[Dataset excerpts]

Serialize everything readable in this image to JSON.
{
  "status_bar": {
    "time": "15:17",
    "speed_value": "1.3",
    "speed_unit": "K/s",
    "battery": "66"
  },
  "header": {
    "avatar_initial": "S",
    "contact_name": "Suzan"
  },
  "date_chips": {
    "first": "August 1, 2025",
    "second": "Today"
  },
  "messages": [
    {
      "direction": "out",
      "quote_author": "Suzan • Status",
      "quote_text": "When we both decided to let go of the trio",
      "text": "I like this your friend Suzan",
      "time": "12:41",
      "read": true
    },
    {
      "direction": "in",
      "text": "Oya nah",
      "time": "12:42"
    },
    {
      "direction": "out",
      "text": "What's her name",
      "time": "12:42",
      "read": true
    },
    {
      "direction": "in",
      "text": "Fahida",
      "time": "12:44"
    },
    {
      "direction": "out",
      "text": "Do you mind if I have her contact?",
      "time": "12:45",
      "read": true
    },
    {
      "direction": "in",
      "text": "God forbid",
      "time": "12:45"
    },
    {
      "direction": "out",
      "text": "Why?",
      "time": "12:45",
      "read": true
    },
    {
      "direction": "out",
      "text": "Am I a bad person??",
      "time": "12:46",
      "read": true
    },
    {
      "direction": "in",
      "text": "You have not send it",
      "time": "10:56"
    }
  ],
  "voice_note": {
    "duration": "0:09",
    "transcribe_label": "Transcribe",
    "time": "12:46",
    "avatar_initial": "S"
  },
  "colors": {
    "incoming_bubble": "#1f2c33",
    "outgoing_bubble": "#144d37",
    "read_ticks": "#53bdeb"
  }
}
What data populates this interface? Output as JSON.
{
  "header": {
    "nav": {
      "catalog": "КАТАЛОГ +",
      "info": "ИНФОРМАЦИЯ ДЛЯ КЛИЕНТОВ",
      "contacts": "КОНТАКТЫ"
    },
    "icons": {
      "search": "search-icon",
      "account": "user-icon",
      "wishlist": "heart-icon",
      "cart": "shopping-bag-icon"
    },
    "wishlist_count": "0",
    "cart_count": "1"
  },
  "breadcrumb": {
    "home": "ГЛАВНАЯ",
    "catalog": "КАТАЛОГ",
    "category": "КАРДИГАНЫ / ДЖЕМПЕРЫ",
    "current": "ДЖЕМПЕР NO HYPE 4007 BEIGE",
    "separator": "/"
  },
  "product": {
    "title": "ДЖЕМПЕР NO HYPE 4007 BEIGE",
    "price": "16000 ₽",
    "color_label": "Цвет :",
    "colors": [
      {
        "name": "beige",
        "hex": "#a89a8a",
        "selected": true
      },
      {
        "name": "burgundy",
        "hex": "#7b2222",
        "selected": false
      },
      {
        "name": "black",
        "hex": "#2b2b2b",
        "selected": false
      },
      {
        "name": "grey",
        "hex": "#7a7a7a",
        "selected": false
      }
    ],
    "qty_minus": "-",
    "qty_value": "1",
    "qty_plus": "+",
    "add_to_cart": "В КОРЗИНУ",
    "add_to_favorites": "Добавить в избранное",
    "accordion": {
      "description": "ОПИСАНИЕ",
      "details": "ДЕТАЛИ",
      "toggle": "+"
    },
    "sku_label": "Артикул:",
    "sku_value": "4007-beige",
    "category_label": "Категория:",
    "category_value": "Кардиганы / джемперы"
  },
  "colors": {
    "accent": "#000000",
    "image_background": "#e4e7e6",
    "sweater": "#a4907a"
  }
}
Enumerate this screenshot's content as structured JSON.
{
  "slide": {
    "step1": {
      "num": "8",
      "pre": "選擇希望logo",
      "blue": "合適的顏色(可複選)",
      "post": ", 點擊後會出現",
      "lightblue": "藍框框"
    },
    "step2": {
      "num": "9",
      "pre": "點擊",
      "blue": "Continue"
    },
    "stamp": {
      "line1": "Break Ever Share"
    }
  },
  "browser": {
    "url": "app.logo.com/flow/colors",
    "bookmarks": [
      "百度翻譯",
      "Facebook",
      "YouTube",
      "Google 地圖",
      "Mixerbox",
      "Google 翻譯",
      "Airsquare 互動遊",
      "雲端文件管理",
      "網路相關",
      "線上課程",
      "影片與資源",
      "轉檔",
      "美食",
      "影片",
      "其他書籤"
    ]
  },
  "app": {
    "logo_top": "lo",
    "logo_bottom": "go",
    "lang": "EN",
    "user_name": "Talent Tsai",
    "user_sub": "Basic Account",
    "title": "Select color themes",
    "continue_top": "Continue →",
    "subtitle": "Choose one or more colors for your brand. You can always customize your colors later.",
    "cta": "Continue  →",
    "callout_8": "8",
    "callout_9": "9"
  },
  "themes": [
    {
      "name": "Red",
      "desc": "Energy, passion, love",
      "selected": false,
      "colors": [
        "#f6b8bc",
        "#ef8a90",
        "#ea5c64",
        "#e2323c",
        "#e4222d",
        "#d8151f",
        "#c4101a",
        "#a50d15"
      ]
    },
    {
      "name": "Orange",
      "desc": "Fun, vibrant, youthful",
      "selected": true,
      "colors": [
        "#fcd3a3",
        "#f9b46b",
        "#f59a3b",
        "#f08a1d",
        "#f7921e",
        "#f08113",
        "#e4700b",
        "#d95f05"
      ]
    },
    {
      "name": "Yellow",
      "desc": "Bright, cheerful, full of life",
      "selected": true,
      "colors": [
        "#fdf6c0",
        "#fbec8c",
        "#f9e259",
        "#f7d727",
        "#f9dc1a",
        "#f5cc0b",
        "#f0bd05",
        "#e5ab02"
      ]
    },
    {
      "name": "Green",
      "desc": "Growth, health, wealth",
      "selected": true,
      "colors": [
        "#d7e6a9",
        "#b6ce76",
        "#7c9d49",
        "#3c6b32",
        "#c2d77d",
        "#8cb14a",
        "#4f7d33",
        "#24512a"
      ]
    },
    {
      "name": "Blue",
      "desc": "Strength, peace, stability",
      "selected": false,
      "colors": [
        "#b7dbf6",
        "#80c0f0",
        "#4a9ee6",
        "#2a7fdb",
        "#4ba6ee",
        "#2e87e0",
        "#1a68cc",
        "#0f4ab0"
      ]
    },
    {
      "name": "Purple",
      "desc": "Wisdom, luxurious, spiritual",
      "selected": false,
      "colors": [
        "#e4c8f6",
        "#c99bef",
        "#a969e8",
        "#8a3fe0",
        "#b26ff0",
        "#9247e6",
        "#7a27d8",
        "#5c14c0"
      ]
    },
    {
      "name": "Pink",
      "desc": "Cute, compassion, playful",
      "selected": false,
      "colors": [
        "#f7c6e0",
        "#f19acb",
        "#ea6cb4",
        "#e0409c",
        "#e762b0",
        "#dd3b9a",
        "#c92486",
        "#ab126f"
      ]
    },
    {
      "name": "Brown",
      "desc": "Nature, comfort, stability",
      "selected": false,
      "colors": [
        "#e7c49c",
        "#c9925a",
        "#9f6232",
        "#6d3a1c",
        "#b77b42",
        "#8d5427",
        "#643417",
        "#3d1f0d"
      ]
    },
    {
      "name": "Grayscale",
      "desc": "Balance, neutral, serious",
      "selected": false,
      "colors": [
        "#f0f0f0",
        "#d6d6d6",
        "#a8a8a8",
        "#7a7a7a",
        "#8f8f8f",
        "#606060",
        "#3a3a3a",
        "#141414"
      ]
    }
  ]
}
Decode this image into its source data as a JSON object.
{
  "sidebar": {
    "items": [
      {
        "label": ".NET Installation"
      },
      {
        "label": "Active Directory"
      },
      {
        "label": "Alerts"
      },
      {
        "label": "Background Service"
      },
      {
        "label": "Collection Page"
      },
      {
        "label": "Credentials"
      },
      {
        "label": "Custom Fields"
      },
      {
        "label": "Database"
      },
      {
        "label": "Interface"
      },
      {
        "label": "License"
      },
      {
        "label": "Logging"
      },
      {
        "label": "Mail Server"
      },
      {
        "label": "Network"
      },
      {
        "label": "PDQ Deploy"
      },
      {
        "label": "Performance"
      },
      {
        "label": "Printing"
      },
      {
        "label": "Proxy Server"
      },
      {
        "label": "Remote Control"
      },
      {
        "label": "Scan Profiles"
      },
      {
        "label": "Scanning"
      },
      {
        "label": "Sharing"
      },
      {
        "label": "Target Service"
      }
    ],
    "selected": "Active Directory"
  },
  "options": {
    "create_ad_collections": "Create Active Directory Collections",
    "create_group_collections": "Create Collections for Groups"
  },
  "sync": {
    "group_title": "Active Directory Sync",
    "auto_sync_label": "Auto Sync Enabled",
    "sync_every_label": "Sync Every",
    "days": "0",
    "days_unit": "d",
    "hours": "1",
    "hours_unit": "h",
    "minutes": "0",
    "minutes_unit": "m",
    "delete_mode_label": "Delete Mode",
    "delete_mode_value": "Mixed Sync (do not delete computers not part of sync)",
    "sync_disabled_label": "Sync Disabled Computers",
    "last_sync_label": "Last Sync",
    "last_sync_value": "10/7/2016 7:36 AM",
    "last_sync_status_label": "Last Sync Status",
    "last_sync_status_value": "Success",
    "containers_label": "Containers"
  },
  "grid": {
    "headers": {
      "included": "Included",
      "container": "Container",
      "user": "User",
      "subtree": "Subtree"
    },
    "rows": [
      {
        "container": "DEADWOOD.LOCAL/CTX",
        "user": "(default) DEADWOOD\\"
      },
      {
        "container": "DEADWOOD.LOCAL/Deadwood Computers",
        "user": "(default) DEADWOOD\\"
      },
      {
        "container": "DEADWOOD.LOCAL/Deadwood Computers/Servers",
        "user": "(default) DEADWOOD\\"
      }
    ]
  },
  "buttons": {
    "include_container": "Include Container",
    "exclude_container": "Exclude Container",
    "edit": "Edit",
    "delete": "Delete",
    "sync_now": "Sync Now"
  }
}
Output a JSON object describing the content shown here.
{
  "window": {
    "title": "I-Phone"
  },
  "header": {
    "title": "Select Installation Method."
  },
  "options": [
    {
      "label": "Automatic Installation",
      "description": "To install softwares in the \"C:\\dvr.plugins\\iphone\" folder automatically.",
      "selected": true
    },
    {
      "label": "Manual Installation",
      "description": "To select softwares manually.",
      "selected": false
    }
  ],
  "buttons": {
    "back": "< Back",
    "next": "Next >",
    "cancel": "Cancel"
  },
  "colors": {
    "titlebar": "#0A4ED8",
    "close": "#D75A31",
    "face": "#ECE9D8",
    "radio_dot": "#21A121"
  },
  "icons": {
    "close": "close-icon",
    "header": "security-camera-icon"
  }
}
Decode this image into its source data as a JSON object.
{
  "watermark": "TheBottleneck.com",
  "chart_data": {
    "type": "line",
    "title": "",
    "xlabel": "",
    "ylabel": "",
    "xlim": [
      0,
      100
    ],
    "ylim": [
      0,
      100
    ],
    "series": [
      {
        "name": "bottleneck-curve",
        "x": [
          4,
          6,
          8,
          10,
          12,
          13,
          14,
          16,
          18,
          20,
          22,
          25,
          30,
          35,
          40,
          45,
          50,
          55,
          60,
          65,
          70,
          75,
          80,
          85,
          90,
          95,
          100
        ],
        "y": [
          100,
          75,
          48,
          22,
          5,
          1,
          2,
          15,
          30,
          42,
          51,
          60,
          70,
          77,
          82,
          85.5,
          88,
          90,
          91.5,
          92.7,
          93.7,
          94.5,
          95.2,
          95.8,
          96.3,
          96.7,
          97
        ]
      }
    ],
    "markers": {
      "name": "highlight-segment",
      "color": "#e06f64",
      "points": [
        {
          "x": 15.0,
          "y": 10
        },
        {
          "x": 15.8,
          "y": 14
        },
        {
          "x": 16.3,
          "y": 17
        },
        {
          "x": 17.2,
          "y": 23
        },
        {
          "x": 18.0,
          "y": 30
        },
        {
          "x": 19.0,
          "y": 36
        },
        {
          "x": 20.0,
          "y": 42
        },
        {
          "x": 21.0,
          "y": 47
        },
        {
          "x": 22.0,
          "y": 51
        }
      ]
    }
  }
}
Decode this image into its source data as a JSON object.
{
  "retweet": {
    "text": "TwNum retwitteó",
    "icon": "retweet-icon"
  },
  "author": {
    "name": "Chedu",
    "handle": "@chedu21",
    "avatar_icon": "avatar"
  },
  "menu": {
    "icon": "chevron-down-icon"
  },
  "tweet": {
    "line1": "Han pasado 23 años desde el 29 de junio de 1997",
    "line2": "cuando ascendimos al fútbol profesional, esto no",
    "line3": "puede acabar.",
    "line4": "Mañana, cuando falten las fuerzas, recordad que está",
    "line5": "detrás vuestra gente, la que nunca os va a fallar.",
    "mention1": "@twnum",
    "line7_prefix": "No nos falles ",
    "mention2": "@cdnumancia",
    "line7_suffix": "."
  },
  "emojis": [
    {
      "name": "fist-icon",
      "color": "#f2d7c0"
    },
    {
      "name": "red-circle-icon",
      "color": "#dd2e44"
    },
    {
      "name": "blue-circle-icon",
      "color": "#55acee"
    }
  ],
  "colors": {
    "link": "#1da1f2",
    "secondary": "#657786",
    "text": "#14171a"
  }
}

=== Prompt ===
Find the word "your" in the entries above and gather every line that holds it.

=== Output for this task ===
      "text": "I like this your friend Suzan",
    "subtitle": "Choose one or more colors for your brand. You can always customize your colors later.",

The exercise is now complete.